====== Data listing ======

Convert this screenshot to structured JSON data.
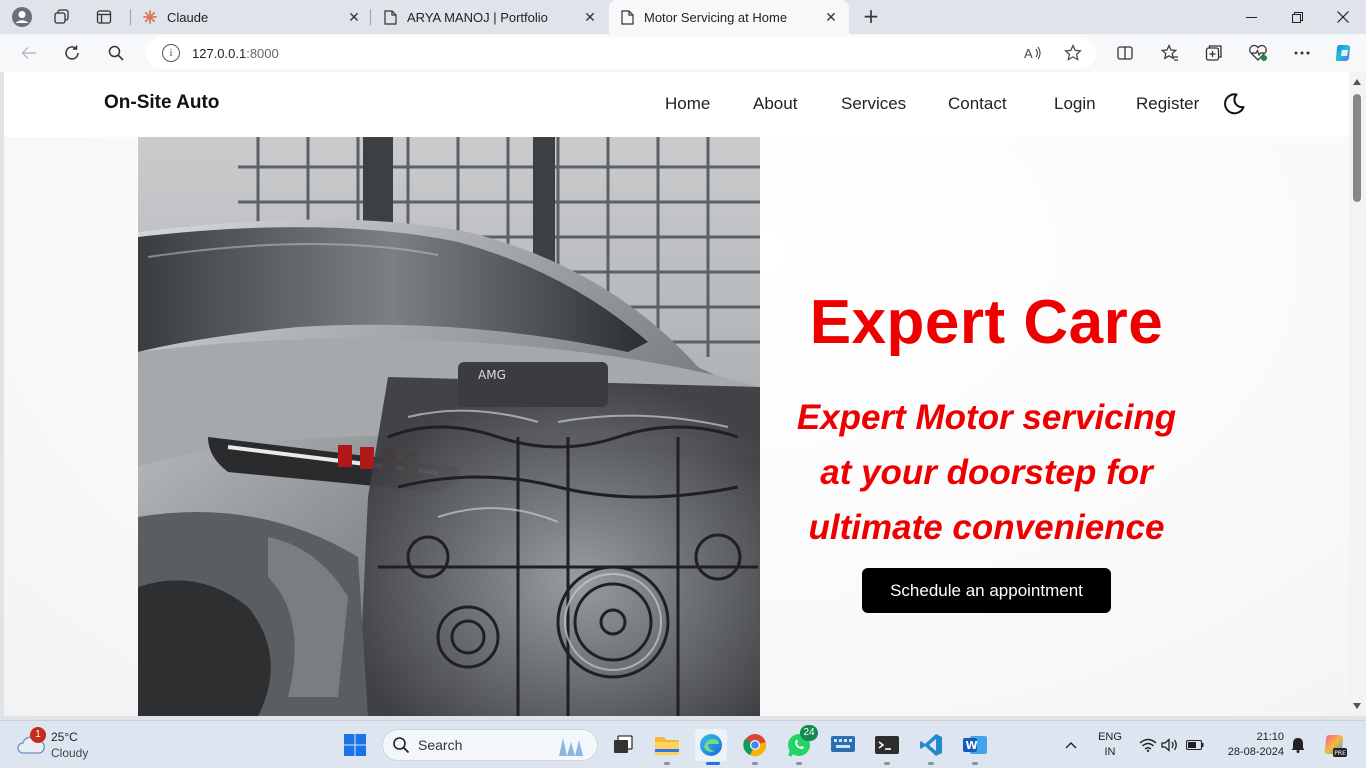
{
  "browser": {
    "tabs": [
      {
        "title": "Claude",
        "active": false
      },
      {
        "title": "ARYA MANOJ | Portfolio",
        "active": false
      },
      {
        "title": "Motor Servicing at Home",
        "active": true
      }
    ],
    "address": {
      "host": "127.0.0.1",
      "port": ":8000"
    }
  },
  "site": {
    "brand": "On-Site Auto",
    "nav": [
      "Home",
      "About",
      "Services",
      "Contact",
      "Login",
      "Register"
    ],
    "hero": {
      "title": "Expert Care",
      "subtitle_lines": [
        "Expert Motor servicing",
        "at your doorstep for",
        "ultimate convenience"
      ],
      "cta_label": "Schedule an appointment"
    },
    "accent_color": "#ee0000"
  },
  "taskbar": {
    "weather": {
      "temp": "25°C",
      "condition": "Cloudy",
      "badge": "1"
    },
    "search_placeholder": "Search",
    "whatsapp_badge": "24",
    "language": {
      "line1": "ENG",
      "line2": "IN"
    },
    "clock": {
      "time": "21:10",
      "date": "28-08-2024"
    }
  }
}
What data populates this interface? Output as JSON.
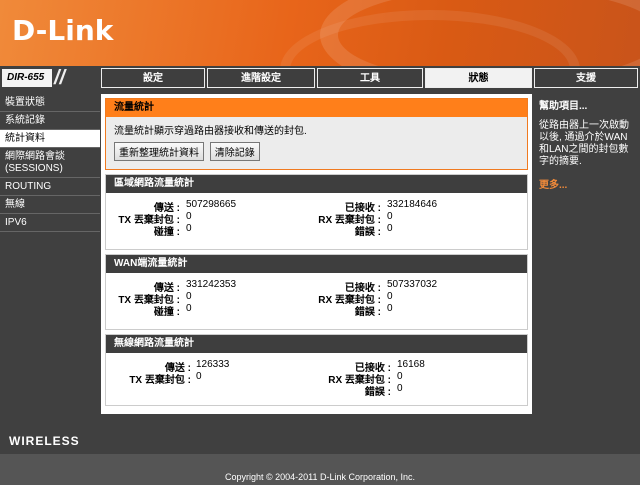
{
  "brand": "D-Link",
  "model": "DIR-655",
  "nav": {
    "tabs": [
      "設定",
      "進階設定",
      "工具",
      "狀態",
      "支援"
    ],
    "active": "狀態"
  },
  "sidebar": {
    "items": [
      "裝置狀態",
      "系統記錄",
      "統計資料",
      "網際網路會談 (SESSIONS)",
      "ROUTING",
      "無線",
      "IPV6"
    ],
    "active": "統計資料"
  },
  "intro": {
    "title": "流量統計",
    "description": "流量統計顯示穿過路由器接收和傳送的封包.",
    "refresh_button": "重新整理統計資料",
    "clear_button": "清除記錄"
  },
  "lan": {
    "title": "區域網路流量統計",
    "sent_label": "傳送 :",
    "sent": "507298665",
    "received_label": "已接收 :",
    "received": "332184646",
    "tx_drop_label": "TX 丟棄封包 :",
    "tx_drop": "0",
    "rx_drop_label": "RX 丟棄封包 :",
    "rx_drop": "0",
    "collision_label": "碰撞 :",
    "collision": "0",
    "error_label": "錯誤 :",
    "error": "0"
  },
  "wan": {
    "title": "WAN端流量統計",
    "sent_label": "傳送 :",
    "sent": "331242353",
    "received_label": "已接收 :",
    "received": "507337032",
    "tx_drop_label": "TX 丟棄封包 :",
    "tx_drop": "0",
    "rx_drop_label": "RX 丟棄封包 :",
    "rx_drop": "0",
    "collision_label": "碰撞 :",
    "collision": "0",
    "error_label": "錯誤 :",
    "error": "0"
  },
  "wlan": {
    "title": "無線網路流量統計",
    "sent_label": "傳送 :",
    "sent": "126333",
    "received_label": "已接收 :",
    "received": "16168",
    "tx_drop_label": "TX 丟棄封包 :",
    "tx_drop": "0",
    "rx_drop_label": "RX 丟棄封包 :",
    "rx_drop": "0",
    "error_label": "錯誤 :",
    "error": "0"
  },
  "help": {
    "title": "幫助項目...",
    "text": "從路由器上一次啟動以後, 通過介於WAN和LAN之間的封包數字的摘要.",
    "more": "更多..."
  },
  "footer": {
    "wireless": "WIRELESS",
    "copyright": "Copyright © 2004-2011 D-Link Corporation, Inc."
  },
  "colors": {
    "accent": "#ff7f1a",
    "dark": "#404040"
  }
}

======
====== Data listing ======

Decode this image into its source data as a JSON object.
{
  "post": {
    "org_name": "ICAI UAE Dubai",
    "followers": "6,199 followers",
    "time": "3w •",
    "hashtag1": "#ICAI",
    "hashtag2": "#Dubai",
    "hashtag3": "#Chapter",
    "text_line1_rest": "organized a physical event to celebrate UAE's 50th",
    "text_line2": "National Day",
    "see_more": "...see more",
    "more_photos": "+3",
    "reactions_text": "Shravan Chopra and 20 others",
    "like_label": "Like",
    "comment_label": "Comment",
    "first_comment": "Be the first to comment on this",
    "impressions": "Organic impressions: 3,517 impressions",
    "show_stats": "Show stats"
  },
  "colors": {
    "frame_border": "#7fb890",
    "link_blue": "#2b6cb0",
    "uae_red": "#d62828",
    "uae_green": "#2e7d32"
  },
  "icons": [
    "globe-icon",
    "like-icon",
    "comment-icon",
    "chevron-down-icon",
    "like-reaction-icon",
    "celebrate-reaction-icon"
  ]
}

======

Gather all lines from the records above in which "Dubai" appears.

Worked answer.
    "org_name": "ICAI UAE Dubai",
    "hashtag2": "#Dubai",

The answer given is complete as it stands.